**Perintah**
Tulis ulang setiap baris data di bawah ini tanpa perubahan sedikit pun.

▽

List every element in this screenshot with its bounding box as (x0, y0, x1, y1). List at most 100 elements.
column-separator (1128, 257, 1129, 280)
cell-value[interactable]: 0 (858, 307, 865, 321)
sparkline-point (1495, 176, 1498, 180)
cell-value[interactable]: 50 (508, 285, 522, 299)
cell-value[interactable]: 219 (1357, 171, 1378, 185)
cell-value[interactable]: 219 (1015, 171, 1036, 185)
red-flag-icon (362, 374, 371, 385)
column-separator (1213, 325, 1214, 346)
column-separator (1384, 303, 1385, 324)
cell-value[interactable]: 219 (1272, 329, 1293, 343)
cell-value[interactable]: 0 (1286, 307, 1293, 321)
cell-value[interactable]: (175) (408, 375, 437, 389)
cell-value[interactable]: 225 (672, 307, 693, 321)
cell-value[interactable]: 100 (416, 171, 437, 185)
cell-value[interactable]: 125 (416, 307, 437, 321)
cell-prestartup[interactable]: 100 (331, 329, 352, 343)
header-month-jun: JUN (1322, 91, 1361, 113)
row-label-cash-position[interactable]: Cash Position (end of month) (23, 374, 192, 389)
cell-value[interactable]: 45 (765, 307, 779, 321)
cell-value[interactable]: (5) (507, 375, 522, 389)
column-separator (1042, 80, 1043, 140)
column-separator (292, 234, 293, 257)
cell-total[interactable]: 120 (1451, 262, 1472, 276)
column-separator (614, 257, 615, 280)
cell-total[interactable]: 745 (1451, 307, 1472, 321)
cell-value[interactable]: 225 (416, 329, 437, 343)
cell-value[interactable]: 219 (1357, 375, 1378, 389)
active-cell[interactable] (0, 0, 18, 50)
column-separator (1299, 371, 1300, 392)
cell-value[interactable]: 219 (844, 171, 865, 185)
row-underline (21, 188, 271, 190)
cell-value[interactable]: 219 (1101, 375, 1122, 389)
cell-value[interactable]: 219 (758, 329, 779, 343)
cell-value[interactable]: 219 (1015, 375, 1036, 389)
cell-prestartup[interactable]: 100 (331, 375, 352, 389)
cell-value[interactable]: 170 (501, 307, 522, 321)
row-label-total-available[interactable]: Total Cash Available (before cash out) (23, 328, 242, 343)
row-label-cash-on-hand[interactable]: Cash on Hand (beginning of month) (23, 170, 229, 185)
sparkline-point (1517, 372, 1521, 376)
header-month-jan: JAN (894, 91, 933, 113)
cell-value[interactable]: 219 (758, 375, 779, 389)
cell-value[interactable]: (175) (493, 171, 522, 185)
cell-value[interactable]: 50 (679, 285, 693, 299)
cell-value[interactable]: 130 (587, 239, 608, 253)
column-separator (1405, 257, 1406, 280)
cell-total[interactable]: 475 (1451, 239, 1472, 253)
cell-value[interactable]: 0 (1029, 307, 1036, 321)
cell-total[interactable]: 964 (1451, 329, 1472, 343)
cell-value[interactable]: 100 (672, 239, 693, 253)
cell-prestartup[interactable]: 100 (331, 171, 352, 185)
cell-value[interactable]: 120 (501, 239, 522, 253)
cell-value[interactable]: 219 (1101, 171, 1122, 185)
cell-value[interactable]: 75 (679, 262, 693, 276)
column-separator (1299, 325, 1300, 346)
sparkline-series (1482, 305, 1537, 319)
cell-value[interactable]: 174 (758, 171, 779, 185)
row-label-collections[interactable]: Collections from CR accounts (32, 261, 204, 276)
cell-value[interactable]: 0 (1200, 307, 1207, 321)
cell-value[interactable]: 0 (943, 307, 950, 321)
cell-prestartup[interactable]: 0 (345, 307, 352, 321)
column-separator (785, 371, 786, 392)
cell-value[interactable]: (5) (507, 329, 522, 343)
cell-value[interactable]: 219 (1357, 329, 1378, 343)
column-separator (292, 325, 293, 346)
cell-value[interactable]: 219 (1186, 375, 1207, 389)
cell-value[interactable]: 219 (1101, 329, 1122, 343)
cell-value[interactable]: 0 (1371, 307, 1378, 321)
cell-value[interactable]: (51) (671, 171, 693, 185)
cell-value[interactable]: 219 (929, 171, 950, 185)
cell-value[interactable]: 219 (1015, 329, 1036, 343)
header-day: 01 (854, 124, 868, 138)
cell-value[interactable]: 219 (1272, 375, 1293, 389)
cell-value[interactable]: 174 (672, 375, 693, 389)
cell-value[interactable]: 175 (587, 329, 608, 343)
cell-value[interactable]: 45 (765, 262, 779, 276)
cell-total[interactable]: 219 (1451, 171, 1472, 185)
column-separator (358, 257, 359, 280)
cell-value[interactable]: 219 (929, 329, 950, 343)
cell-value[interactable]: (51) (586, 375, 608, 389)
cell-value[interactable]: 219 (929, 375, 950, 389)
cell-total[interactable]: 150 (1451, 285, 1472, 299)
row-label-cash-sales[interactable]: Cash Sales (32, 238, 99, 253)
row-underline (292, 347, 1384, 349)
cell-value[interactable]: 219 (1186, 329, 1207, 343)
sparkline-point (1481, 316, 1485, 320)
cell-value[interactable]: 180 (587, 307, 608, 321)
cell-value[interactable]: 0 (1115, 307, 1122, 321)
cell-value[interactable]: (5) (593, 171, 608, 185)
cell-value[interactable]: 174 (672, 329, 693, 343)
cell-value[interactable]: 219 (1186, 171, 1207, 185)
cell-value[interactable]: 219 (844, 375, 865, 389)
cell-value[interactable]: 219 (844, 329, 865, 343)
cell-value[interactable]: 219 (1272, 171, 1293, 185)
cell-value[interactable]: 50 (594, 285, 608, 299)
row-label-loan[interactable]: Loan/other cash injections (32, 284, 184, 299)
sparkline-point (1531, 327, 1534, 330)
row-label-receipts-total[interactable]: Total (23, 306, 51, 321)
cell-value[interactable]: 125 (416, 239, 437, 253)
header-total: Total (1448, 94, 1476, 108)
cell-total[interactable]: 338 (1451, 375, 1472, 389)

△

**Jawaban Tugas**
List every element in this screenshot with its bounding box as (x0, y0, x1, y1). List at most 100 elements.
column-separator (1128, 257, 1129, 280)
cell-value[interactable]: 0 (858, 307, 865, 321)
sparkline-point (1495, 176, 1498, 180)
cell-value[interactable]: 50 (508, 285, 522, 299)
cell-value[interactable]: 219 (1357, 171, 1378, 185)
cell-value[interactable]: 219 (1015, 171, 1036, 185)
red-flag-icon (362, 374, 371, 385)
column-separator (1213, 325, 1214, 346)
column-separator (1384, 303, 1385, 324)
cell-value[interactable]: 219 (1272, 329, 1293, 343)
cell-value[interactable]: 0 (1286, 307, 1293, 321)
cell-value[interactable]: (175) (408, 375, 437, 389)
cell-value[interactable]: 225 (672, 307, 693, 321)
cell-value[interactable]: 100 (416, 171, 437, 185)
cell-value[interactable]: 125 (416, 307, 437, 321)
cell-prestartup[interactable]: 100 (331, 329, 352, 343)
header-month-jun: JUN (1322, 91, 1361, 113)
row-label-cash-position[interactable]: Cash Position (end of month) (23, 374, 192, 389)
cell-value[interactable]: 45 (765, 307, 779, 321)
cell-value[interactable]: (5) (507, 375, 522, 389)
column-separator (1042, 80, 1043, 140)
column-separator (292, 234, 293, 257)
cell-total[interactable]: 120 (1451, 262, 1472, 276)
column-separator (614, 257, 615, 280)
cell-total[interactable]: 745 (1451, 307, 1472, 321)
cell-value[interactable]: 225 (416, 329, 437, 343)
cell-value[interactable]: 219 (1357, 375, 1378, 389)
active-cell[interactable] (0, 0, 18, 50)
column-separator (1299, 371, 1300, 392)
cell-value[interactable]: 219 (844, 171, 865, 185)
row-underline (21, 188, 271, 190)
cell-value[interactable]: 219 (1101, 375, 1122, 389)
cell-value[interactable]: 219 (758, 329, 779, 343)
cell-value[interactable]: 219 (1015, 375, 1036, 389)
cell-prestartup[interactable]: 100 (331, 375, 352, 389)
cell-value[interactable]: 170 (501, 307, 522, 321)
row-label-total-available[interactable]: Total Cash Available (before cash out) (23, 328, 242, 343)
row-label-cash-on-hand[interactable]: Cash on Hand (beginning of month) (23, 170, 229, 185)
sparkline-point (1517, 372, 1521, 376)
header-month-jan: JAN (894, 91, 933, 113)
cell-value[interactable]: 219 (758, 375, 779, 389)
cell-value[interactable]: (175) (493, 171, 522, 185)
cell-value[interactable]: 50 (679, 285, 693, 299)
cell-value[interactable]: 130 (587, 239, 608, 253)
column-separator (1405, 257, 1406, 280)
cell-total[interactable]: 475 (1451, 239, 1472, 253)
cell-value[interactable]: 0 (1029, 307, 1036, 321)
cell-total[interactable]: 964 (1451, 329, 1472, 343)
cell-value[interactable]: 100 (672, 239, 693, 253)
cell-prestartup[interactable]: 100 (331, 171, 352, 185)
cell-value[interactable]: 120 (501, 239, 522, 253)
cell-value[interactable]: 219 (1101, 171, 1122, 185)
cell-value[interactable]: 75 (679, 262, 693, 276)
column-separator (1299, 325, 1300, 346)
sparkline-series (1482, 305, 1537, 319)
cell-value[interactable]: 174 (758, 171, 779, 185)
row-label-collections[interactable]: Collections from CR accounts (32, 261, 204, 276)
cell-value[interactable]: 0 (1200, 307, 1207, 321)
cell-value[interactable]: 0 (943, 307, 950, 321)
cell-prestartup[interactable]: 0 (345, 307, 352, 321)
column-separator (785, 371, 786, 392)
cell-value[interactable]: (5) (507, 329, 522, 343)
cell-value[interactable]: 219 (1357, 329, 1378, 343)
column-separator (292, 325, 293, 346)
cell-value[interactable]: 219 (1186, 375, 1207, 389)
cell-value[interactable]: 219 (1101, 329, 1122, 343)
cell-value[interactable]: 0 (1371, 307, 1378, 321)
cell-value[interactable]: (51) (671, 171, 693, 185)
cell-value[interactable]: 219 (929, 171, 950, 185)
cell-value[interactable]: 219 (1015, 329, 1036, 343)
header-day: 01 (854, 124, 868, 138)
cell-value[interactable]: 219 (1272, 375, 1293, 389)
cell-value[interactable]: 174 (672, 375, 693, 389)
cell-value[interactable]: 175 (587, 329, 608, 343)
cell-value[interactable]: 45 (765, 262, 779, 276)
cell-total[interactable]: 219 (1451, 171, 1472, 185)
column-separator (358, 257, 359, 280)
cell-value[interactable]: 219 (929, 329, 950, 343)
cell-value[interactable]: (51) (586, 375, 608, 389)
cell-value[interactable]: 219 (929, 375, 950, 389)
cell-total[interactable]: 150 (1451, 285, 1472, 299)
row-label-cash-sales[interactable]: Cash Sales (32, 238, 99, 253)
row-underline (292, 347, 1384, 349)
cell-value[interactable]: 219 (1186, 329, 1207, 343)
sparkline-point (1481, 316, 1485, 320)
cell-value[interactable]: 180 (587, 307, 608, 321)
cell-value[interactable]: 0 (1115, 307, 1122, 321)
cell-value[interactable]: (5) (593, 171, 608, 185)
cell-value[interactable]: 174 (672, 329, 693, 343)
cell-value[interactable]: 219 (1186, 171, 1207, 185)
cell-value[interactable]: 219 (844, 375, 865, 389)
cell-value[interactable]: 219 (844, 329, 865, 343)
cell-value[interactable]: 219 (1272, 171, 1293, 185)
cell-value[interactable]: 50 (594, 285, 608, 299)
row-label-loan[interactable]: Loan/other cash injections (32, 284, 184, 299)
sparkline-point (1531, 327, 1534, 330)
row-label-receipts-total[interactable]: Total (23, 306, 51, 321)
cell-value[interactable]: 125 (416, 239, 437, 253)
header-total: Total (1448, 94, 1476, 108)
cell-total[interactable]: 338 (1451, 375, 1472, 389)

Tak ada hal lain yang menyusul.